Directions for this task: Return the material word for word. Do not include pictures.

— Start Data for processing —

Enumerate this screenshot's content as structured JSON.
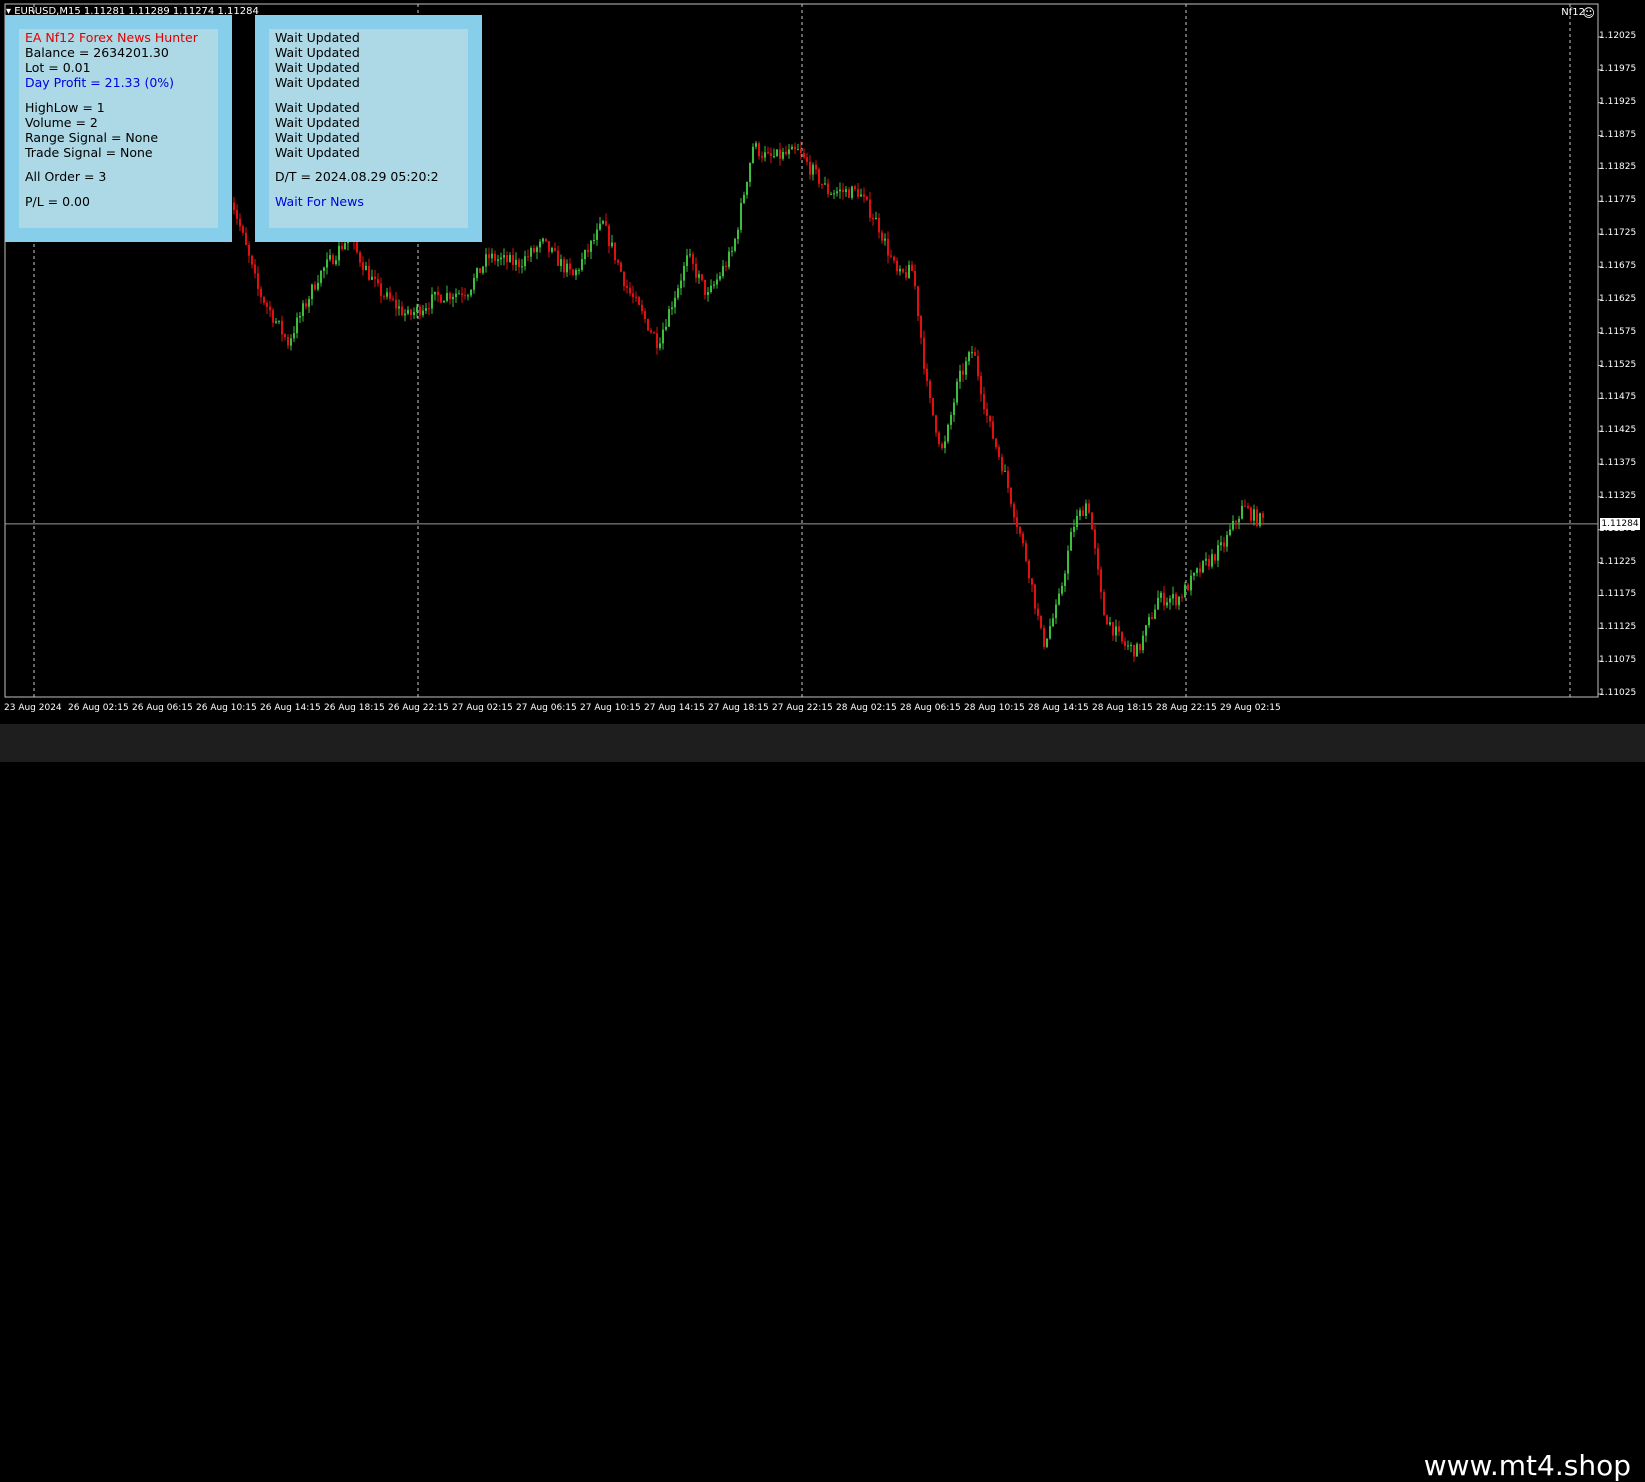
{
  "title_bar": "▾ EURUSD,M15  1.11281 1.11289 1.11274 1.11284",
  "corner_tag": "Nf12",
  "colors": {
    "background": "#000000",
    "bull_candle": "#3cbf3c",
    "bear_candle": "#e01010",
    "panel_border": "#87ceeb",
    "panel_fill": "#add8e6"
  },
  "panel_left": {
    "title": "EA Nf12 Forex News Hunter",
    "balance": "Balance = 2634201.30",
    "lot": "Lot = 0.01",
    "day_profit": "Day Profit = 21.33 (0%)",
    "highlow": "HighLow = 1",
    "volume": "Volume = 2",
    "range_signal": "Range Signal = None",
    "trade_signal": "Trade Signal = None",
    "all_order": "All Order = 3",
    "pl": "P/L = 0.00"
  },
  "panel_right": {
    "status_1": "Wait Updated",
    "status_2": "Wait Updated",
    "status_3": "Wait Updated",
    "status_4": "Wait Updated",
    "status_5": "Wait Updated",
    "status_6": "Wait Updated",
    "status_7": "Wait Updated",
    "status_8": "Wait Updated",
    "datetime": "D/T = 2024.08.29 05:20:2",
    "news_status": "Wait For News"
  },
  "price_axis": [
    "1.12025",
    "1.11975",
    "1.11925",
    "1.11875",
    "1.11825",
    "1.11775",
    "1.11725",
    "1.11675",
    "1.11625",
    "1.11575",
    "1.11525",
    "1.11475",
    "1.11425",
    "1.11375",
    "1.11325",
    "1.11275",
    "1.11225",
    "1.11175",
    "1.11125",
    "1.11075",
    "1.11025"
  ],
  "current_price": "1.11284",
  "time_axis": [
    "23 Aug 2024",
    "26 Aug 02:15",
    "26 Aug 06:15",
    "26 Aug 10:15",
    "26 Aug 14:15",
    "26 Aug 18:15",
    "26 Aug 22:15",
    "27 Aug 02:15",
    "27 Aug 06:15",
    "27 Aug 10:15",
    "27 Aug 14:15",
    "27 Aug 18:15",
    "27 Aug 22:15",
    "28 Aug 02:15",
    "28 Aug 06:15",
    "28 Aug 10:15",
    "28 Aug 14:15",
    "28 Aug 18:15",
    "28 Aug 22:15",
    "29 Aug 02:15"
  ],
  "watermark": "www.mt4.shop"
}
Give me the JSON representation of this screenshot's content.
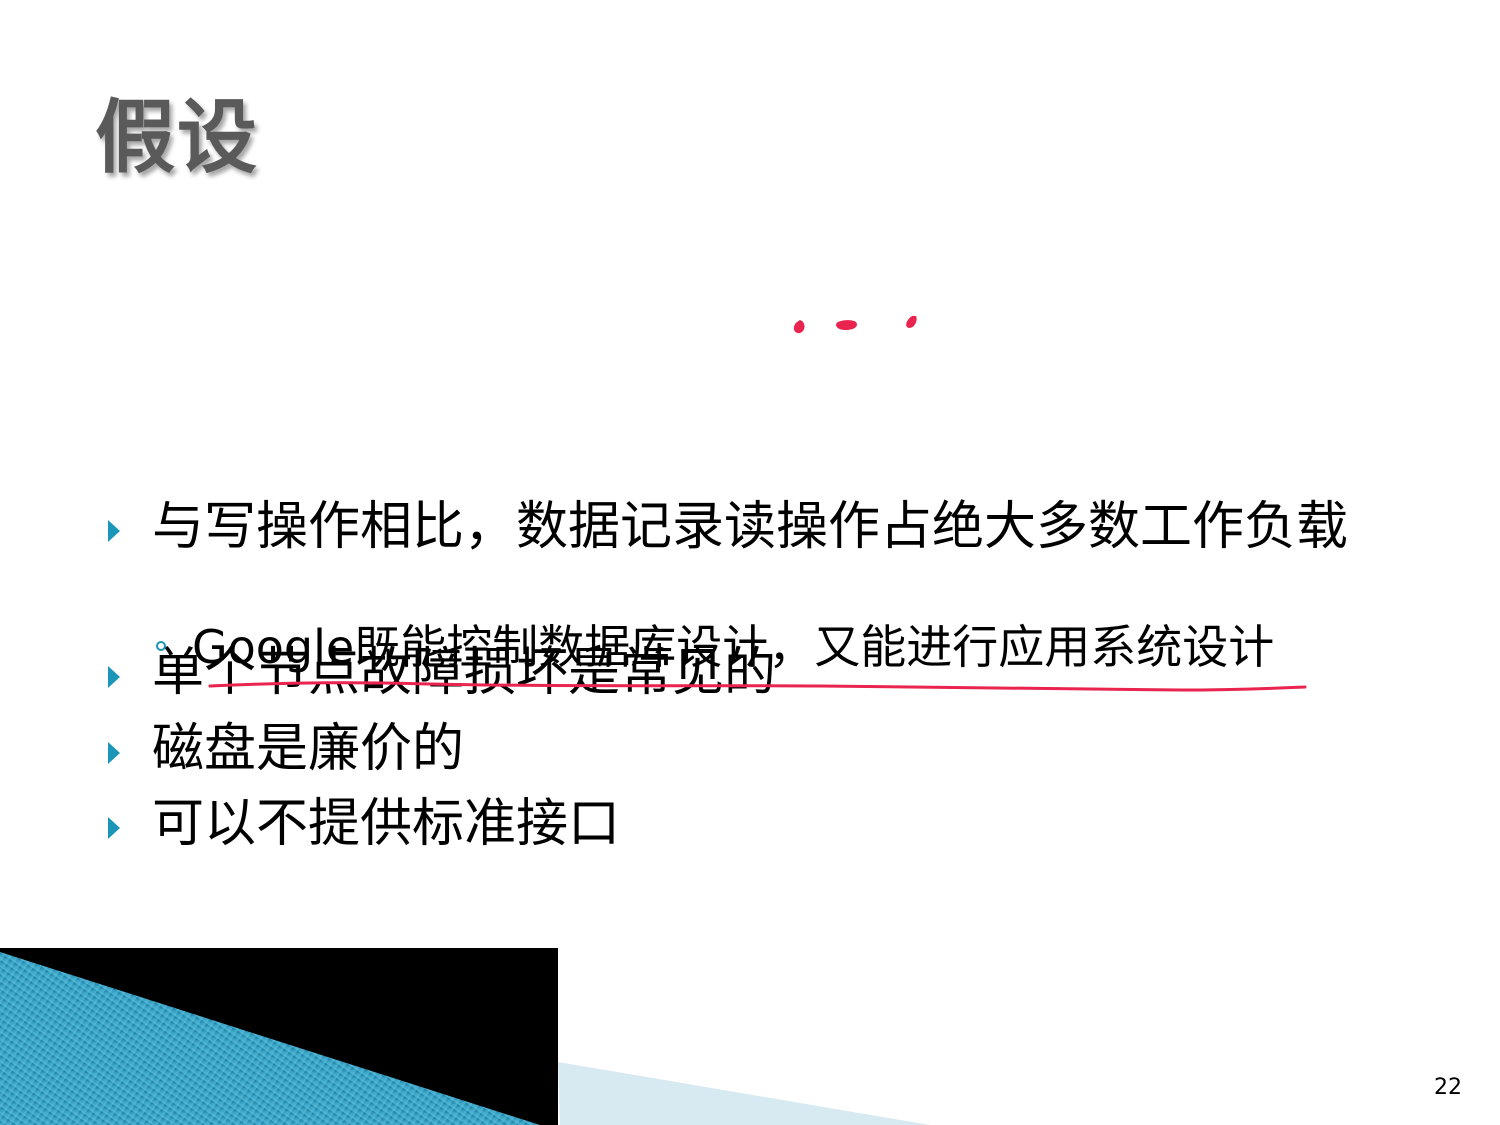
{
  "slide": {
    "title": "假设",
    "page_number": "22",
    "bullets": [
      {
        "text": "与写操作相比，数据记录读操作占绝大多数工作负载"
      },
      {
        "text": "单个节点故障损坏是常见的"
      },
      {
        "text": "磁盘是廉价的"
      },
      {
        "text": "可以不提供标准接口"
      }
    ],
    "sub_bullets": [
      {
        "text": "Google既能控制数据库设计，又能进行应用系统设计"
      }
    ]
  },
  "colors": {
    "title": "#5a5a5a",
    "bullet_marker": "#1b95b8",
    "annotation_ink": "#e8244f",
    "corner_dark": "#000000",
    "corner_blue": "#1b8fb4",
    "corner_light": "#d7e9f1"
  }
}
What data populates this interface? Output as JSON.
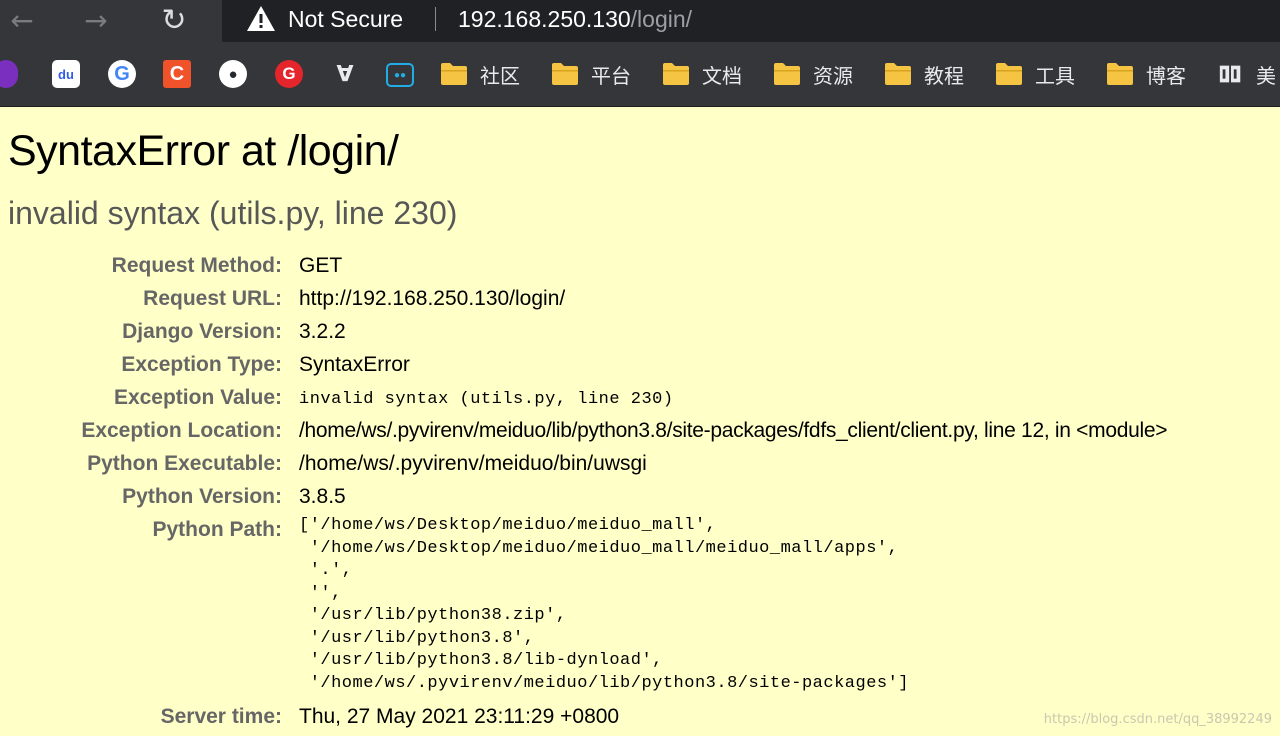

— End Data for processing —

Solution to the problem:
Enumerate this screenshot's content as structured JSON.
{
  "title_bar": "▾ EURUSD,M15  1.11281 1.11289 1.11274 1.11284",
  "corner_tag": "Nf12",
  "colors": {
    "background": "#000000",
    "bull_candle": "#3cbf3c",
    "bear_candle": "#e01010",
    "panel_border": "#87ceeb",
    "panel_fill": "#add8e6"
  },
  "panel_left": {
    "title": "EA Nf12 Forex News Hunter",
    "balance": "Balance = 2634201.30",
    "lot": "Lot = 0.01",
    "day_profit": "Day Profit = 21.33 (0%)",
    "highlow": "HighLow = 1",
    "volume": "Volume = 2",
    "range_signal": "Range Signal = None",
    "trade_signal": "Trade Signal = None",
    "all_order": "All Order = 3",
    "pl": "P/L = 0.00"
  },
  "panel_right": {
    "status_1": "Wait Updated",
    "status_2": "Wait Updated",
    "status_3": "Wait Updated",
    "status_4": "Wait Updated",
    "status_5": "Wait Updated",
    "status_6": "Wait Updated",
    "status_7": "Wait Updated",
    "status_8": "Wait Updated",
    "datetime": "D/T = 2024.08.29 05:20:2",
    "news_status": "Wait For News"
  },
  "price_axis": [
    "1.12025",
    "1.11975",
    "1.11925",
    "1.11875",
    "1.11825",
    "1.11775",
    "1.11725",
    "1.11675",
    "1.11625",
    "1.11575",
    "1.11525",
    "1.11475",
    "1.11425",
    "1.11375",
    "1.11325",
    "1.11275",
    "1.11225",
    "1.11175",
    "1.11125",
    "1.11075",
    "1.11025"
  ],
  "current_price": "1.11284",
  "time_axis": [
    "23 Aug 2024",
    "26 Aug 02:15",
    "26 Aug 06:15",
    "26 Aug 10:15",
    "26 Aug 14:15",
    "26 Aug 18:15",
    "26 Aug 22:15",
    "27 Aug 02:15",
    "27 Aug 06:15",
    "27 Aug 10:15",
    "27 Aug 14:15",
    "27 Aug 18:15",
    "27 Aug 22:15",
    "28 Aug 02:15",
    "28 Aug 06:15",
    "28 Aug 10:15",
    "28 Aug 14:15",
    "28 Aug 18:15",
    "28 Aug 22:15",
    "29 Aug 02:15"
  ],
  "watermark": "www.mt4.shop"
}
Give me the JSON representation of this screenshot's content.
{
  "slide": {
    "title": "假设",
    "page_number": "22",
    "bullets": [
      {
        "text": "与写操作相比，数据记录读操作占绝大多数工作负载"
      },
      {
        "text": "单个节点故障损坏是常见的"
      },
      {
        "text": "磁盘是廉价的"
      },
      {
        "text": "可以不提供标准接口"
      }
    ],
    "sub_bullets": [
      {
        "text": "Google既能控制数据库设计，又能进行应用系统设计"
      }
    ]
  },
  "colors": {
    "title": "#5a5a5a",
    "bullet_marker": "#1b95b8",
    "annotation_ink": "#e8244f",
    "corner_dark": "#000000",
    "corner_blue": "#1b8fb4",
    "corner_light": "#d7e9f1"
  }
}
What data populates this interface? Output as JSON.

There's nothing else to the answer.